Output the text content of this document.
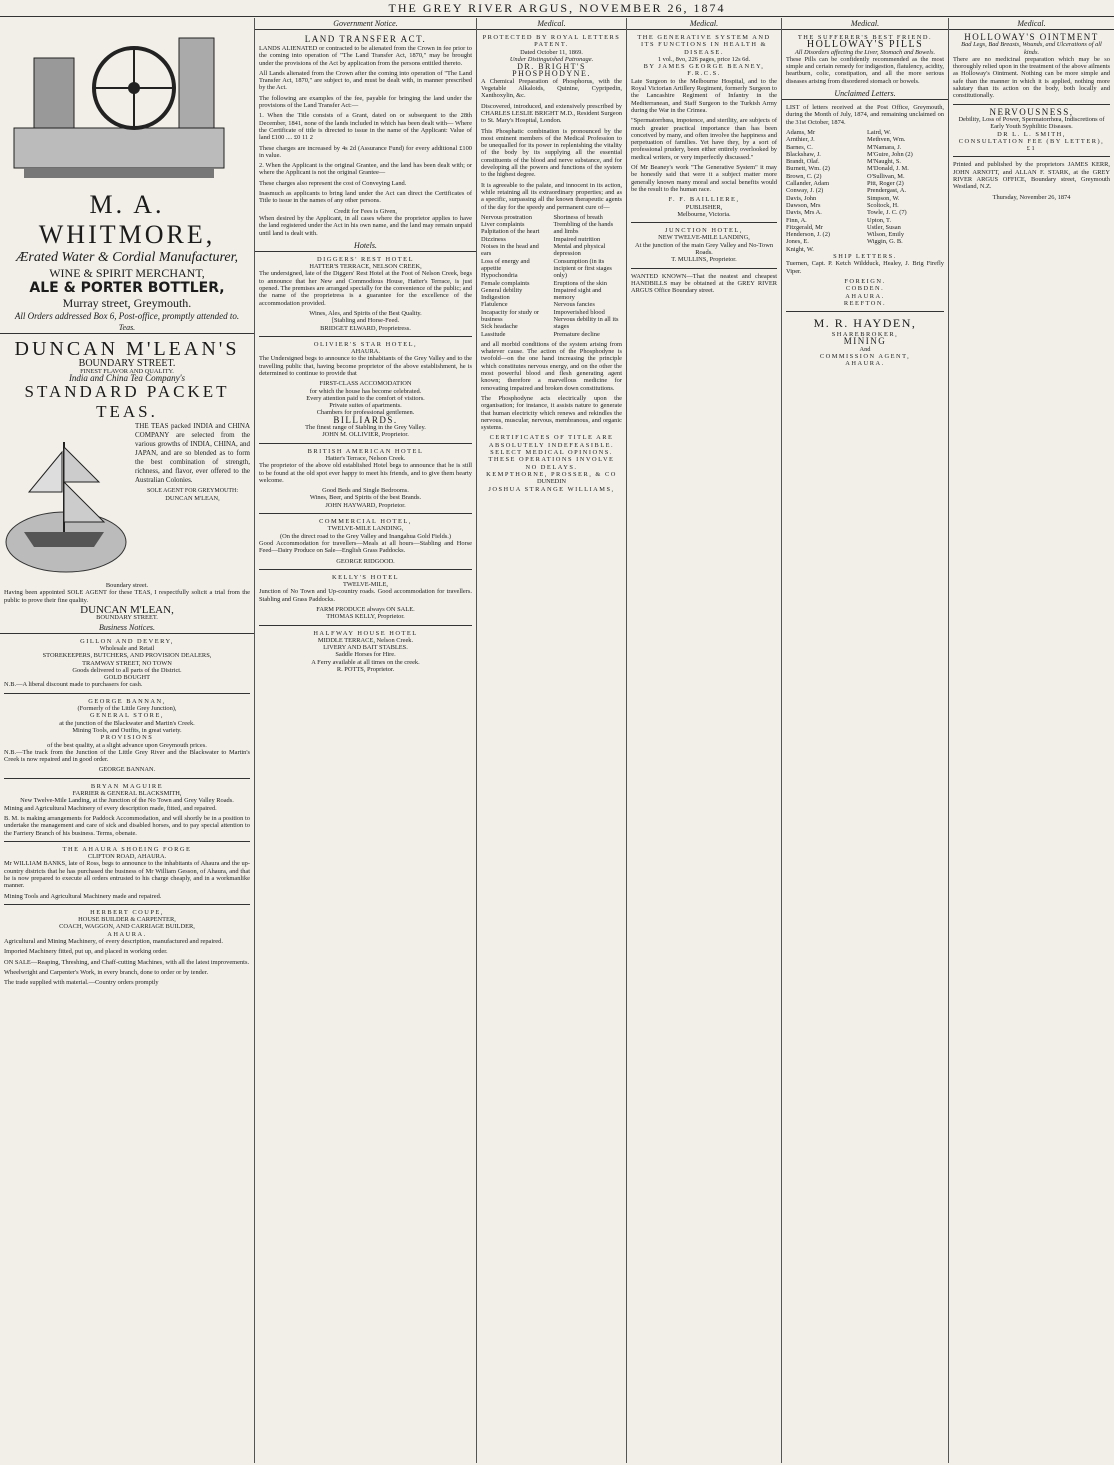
THE GREY RIVER ARGUS, NOVEMBER 26, 1874
M. A. WHITMORE,
Ærated Water & Cordial Manufacturer,
WINE & SPIRIT MERCHANT,
ALE & PORTER BOTTLER,
Murray street, Greymouth.
All Orders addressed Box 6, Post-office, promptly attended to.
Teas.
DUNCAN M'LEAN'S
BOUNDARY STREET.
FINEST FLAVOR AND QUALITY.
India and China Tea Company's
STANDARD PACKET TEAS.

THE TEAS packed INDIA and CHINA COMPANY are selected from the various growths of INDIA, CHINA, and JAPAN, and are so blended as to form the best combination of strength, richness, and flavor, ever offered to the Australian Colonies.

SOLE AGENT FOR GREYMOUTH:
DUNCAN M'LEAN,
Boundary street.

Having been appointed SOLE AGENT for these TEAS, I respectfully solicit a trial from the public to prove their fine quality.

DUNCAN M'LEAN,
BOUNDARY STREET.
Business Notices.
GILLON AND DEVERY,
Wholesale and Retail
STOREKEEPERS, BUTCHERS, AND PROVISION DEALERS,
TRAMWAY STREET, NO TOWN
Goods delivered to all parts of the District.
GOLD BOUGHT

N.B.—A liberal discount made to purchasers for cash.

GEORGE BANNAN,
(Formerly of the Little Grey Junction),
GENERAL STORE,
at the junction of the Blackwater and Martin's Creek.
Mining Tools, and Outfits, in great variety.
PROVISIONS
of the best quality, at a slight advance upon Greymouth prices.

N.B.—The track from the Junction of the Little Grey River and the Blackwater to Martin's Creek is now repaired and in good order.

GEORGE BANNAN.
BRYAN MAGUIRE
FARRIER & GENERAL BLACKSMITH,
New Twelve-Mile Landing, at the Junction of the No Town and Grey Valley Roads.

Mining and Agricultural Machinery of every description made, fitted, and repaired.

B. M. is making arrangements for Paddock Accommodation, and will shortly be in a position to undertake the management and care of sick and disabled horses, and to pay special attention to the Farriery Branch of his business. Terms, obenate.

THE AHAURA SHOEING FORGE
CLIFTON ROAD, AHAURA.

Mr WILLIAM BANKS, late of Ross, begs to announce to the inhabitants of Ahaura and the up-country districts that he has purchased the business of Mr William Gesson, of Ahaura, and that he is now prepared to execute all orders entrusted to his charge cheaply, and in a workmanlike manner.

Mining Tools and Agricultural Machinery made and repaired.

HERBERT COUPE,
HOUSE BUILDER & CARPENTER,
COACH, WAGGON, AND CARRIAGE BUILDER,
AHAURA.

Agricultural and Mining Machinery, of every description, manufactured and repaired.

Imported Machinery fitted, put up, and placed in working order.

ON SALE—Reaping, Threshing, and Chaff-cutting Machines, with all the latest improvements.

Wheelwright and Carpenter's Work, in every branch, done to order or by tender.

The trade supplied with material.—Country orders promptly

Government Notice.
LAND TRANSFER ACT.

LANDS ALIENATED or contracted to be alienated from the Crown in fee prior to the coming into operation of "The Land Transfer Act, 1870," may be brought under the provisions of the Act by application from the persons entitled thereto.

All Lands alienated from the Crown after the coming into operation of "The Land Transfer Act, 1870," are subject to, and must be dealt with, in manner prescribed by the Act.

The following are examples of the fee, payable for bringing the land under the provisions of the Land Transfer Act:—

1. When the Title consists of a Grant, dated on or subsequent to the 28th December, 1841, none of the lands included in which has been dealt with— Where the Certificate of title is directed to issue in the name of the Applicant: Value of land £100 .... £0 11 2

These charges are increased by 4s 2d (Assurance Fund) for every additional £100 in value.

2. When the Applicant is the original Grantee, and the land has been dealt with; or where the Applicant is not the original Grantee—

These charges also represent the cost of Conveying Land.

Inasmuch as applicants to bring land under the Act can direct the Certificates of Title to issue in the names of any other persons.

Credit for Fees is Given,

When desired by the Applicant, in all cases where the proprietor applies to have the land registered under the Act in his own name, and the land may remain unpaid until land is dealt with.

Hotels.
DIGGERS' REST HOTEL
HATTER'S TERRACE, NELSON CREEK,

The undersigned, late of the Diggers' Rest Hotel at the Foot of Nelson Creek, begs to announce that her New and Commodious House, Hatter's Terrace, is just opened. The premises are arranged specially for the convenience of the public; and the name of the proprietress is a guarantee for the excellence of the accommodation provided.

Wines, Ales, and Spirits of the Best Quality.
[Stabling and Horse-Feed.
BRIDGET ELWARD, Proprietress.
OLIVIER'S STAR HOTEL,
AHAURA.

The Undersigned begs to announce to the inhabitants of the Grey Valley and to the travelling public that, having become proprietor of the above establishment, he is determined to continue to provide that

FIRST-CLASS ACCOMODATION
for which the house has become celebrated.
Every attention paid to the comfort of visitors.
Private suites of apartments.
Chambers for professional gentlemen.
BILLIARDS.
The finest range of Stabling in the Grey Valley.
JOHN M. OLLIVIER, Proprietor.
BRITISH AMERICAN HOTEL
Hatter's Terrace, Nelson Creek.

The proprietor of the above old established Hotel begs to announce that he is still to be found at the old spot ever happy to meet his friends, and to give them hearty welcome.

Good Beds and Single Bedrooms.
Wines, Beer, and Spirits of the best Brands.
JOHN HAYWARD, Proprietor.
COMMERCIAL HOTEL,
TWELVE-MILE LANDING,
(On the direct road to the Grey Valley and Inangahua Gold Fields.)

Good Accommodation for travellers—Meals at all hours—Stabling and Horse Feed—Dairy Produce on Sale—English Grass Paddocks.

GEORGE RIDGOOD.
KELLY'S HOTEL
TWELVE-MILE,

Junction of No Town and Up-country roads. Good accommodation for travellers. Stabling and Grass Paddocks.

FARM PRODUCE always ON SALE.
THOMAS KELLY, Proprietor.
HALFWAY HOUSE HOTEL
MIDDLE TERRACE, Nelson Creek.
LIVERY AND BAIT STABLES.
Saddle Horses for Hire.
A Ferry available at all times on the creek.
R. POTTS, Proprietor.
Medical.
PROTECTED BY ROYAL LETTERS PATENT.
Dated October 11, 1869.
Under Distinguished Patronage.
DR. BRIGHT'S PHOSPHODYNE.

A Chemical Preparation of Phosphorus, with the Vegetable Alkaloids, Quinine, Cypripedin, Xanthoxylin, &c.

Discovered, introduced, and extensively prescribed by CHARLES LESLIE BRIGHT M.D., Resident Surgeon to St. Mary's Hospital, London.

This Phosphatic combination is pronounced by the most eminent members of the Medical Profession to be unequalled for its power in replenishing the vitality of the body by its supplying all the essential constituents of the blood and nerve substance, and for developing all the powers and functions of the system to the highest degree.

It is agreeable to the palate, and innocent in its action, while retaining all its extraordinary properties; and as a specific, surpassing all the known therapeutic agents of the day for the speedy and permanent cure of—

Nervous prostration
Liver complaints
Palpitation of the heart
Dizziness
Noises in the head and ears
Loss of energy and appetite
Hypochondria
Female complaints
General debility
Indigestion
Flatulence
Incapacity for study or business
Sick headache
Lassitude
Shortness of breath
Trembling of the hands and limbs
Impaired nutrition
Mental and physical depression
Consumption (in its incipient or first stages only)
Eruptions of the skin
Impaired sight and memory
Nervous fancies
Impoverished blood
Nervous debility in all its stages
Premature decline

and all morbid conditions of the system arising from whatever cause. The action of the Phosphodyne is twofold—on the one hand increasing the principle which constitutes nervous energy, and on the other the most powerful blood and flesh generating agent known; therefore a marvellous medicine for renovating impaired and broken down constitutions.

The Phosphodyne acts electrically upon the organisation; for instance, it assists nature to generate that human electricity which renews and rekindles the nervous, muscular, nervous, membranous, and organic systems.

CERTIFICATES OF TITLE ARE ABSOLUTELY INDEFEASIBLE.
SELECT MEDICAL OPINIONS.
THESE OPERATIONS INVOLVE NO DELAYS.
KEMPTHORNE, PROSSER, & CO
DUNEDIN
JOSHUA STRANGE WILLIAMS,
Medical.
THE GENERATIVE SYSTEM AND ITS FUNCTIONS IN HEALTH & DISEASE.
1 vol., 8vo, 226 pages, price 12s 6d.
BY JAMES GEORGE BEANEY, F.R.C.S.

Late Surgeon to the Melbourne Hospital, and to the Royal Victorian Artillery Regiment, formerly Surgeon to the Lancashire Regiment of Infantry in the Mediterranean, and Staff Surgeon to the Turkish Army during the War in the Crimea.

"Spermatorrhœa, impotence, and sterility, are subjects of much greater practical importance than has been conceived by many, and often involve the happiness and perpetuation of families. Yet have they, by a sort of professional prudery, been either entirely overlooked by medical writers, or very imperfectly discussed."

Of Mr Beaney's work "The Generative System" it may be honestly said that were it a subject matter more generally known many moral and social benefits would be the result to the human race.

F. F. BAILLIERE,
PUBLISHER,
Melbourne, Victoria.
JUNCTION HOTEL,
NEW TWELVE-MILE LANDING,
At the junction of the main Grey Valley and No-Town Roads.
T. MULLINS, Proprietor.

WANTED KNOWN—That the neatest and cheapest HANDBILLS may be obtained at the GREY RIVER ARGUS Office Boundary street.

Medical.
THE SUFFERER'S BEST FRIEND.
HOLLOWAY'S PILLS
All Disorders affecting the Liver, Stomach and Bowels.

These Pills can be confidently recommended as the most simple and certain remedy for indigestion, flatulency, acidity, heartburn, colic, constipation, and all the more serious diseases arising from disordered stomach or bowels.

Unclaimed Letters.

LIST of letters received at the Post Office, Greymouth, during the Month of July, 1874, and remaining unclaimed on the 31st October, 1874.

Adams, Mr
Arnthier, J.
Barnes, C.
Blackshaw, J.
Brandt, Olaf.
Burnett, Wm. (2)
Brown, C. (2)
Callander, Adam
Conway, J. (2)
Davis, John
Dawson, Mrs
Davis, Mrs A.
Finn, A.
Fitzgerald, Mr
Henderson, J. (2)
Jones, E.
Knight, W.
Laird, W.
Methven, Wm.
M'Namara, J.
M'Guire, John (2)
M'Naught, S.
M'Donald, J. M.
O'Sullivan, M.
Pitt, Roger (2)
Prendergast, A.
Simpson, W.
Scoltock, H.
Towle, J. C. (7)
Upton, T.
Ustler, Susan
Wilson, Emily
Wiggin, G. B.
SHIP LETTERS.

Tuernen, Capt. P. Ketch Wildduck, Healey, J. Brig Firefly Viper.

FOREIGN.
COBDEN.
AHAURA.
REEFTON.
M. R. HAYDEN,
SHAREBROKER,
MINING
And
COMMISSION AGENT,
AHAURA.
Medical.
HOLLOWAY'S OINTMENT
Bad Legs, Bad Breasts, Wounds, and Ulcerations of all kinds.

There are no medicinal preparation which may be so thoroughly relied upon in the treatment of the above ailments as Holloway's Ointment. Nothing can be more simple and safe than the manner in which it is applied, nothing more salutary than its action on the body, both locally and constitutionally.

NERVOUSNESS,
Debility, Loss of Power, Spermatorrhœa, Indiscretions of Early Youth Syphilitic Diseases.
DR L. L. SMITH,
CONSULTATION FEE (BY LETTER), £1

Printed and published by the proprietors JAMES KERR, JOHN ARNOTT, and ALLAN F. STARK, at the GREY RIVER ARGUS OFFICE, Boundary street, Greymouth Westland, N.Z.

Thursday, November 26, 1874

________

> What this task involves
In the records above, how many lines contain the string "Machinery"? State that number only.

> Task output
4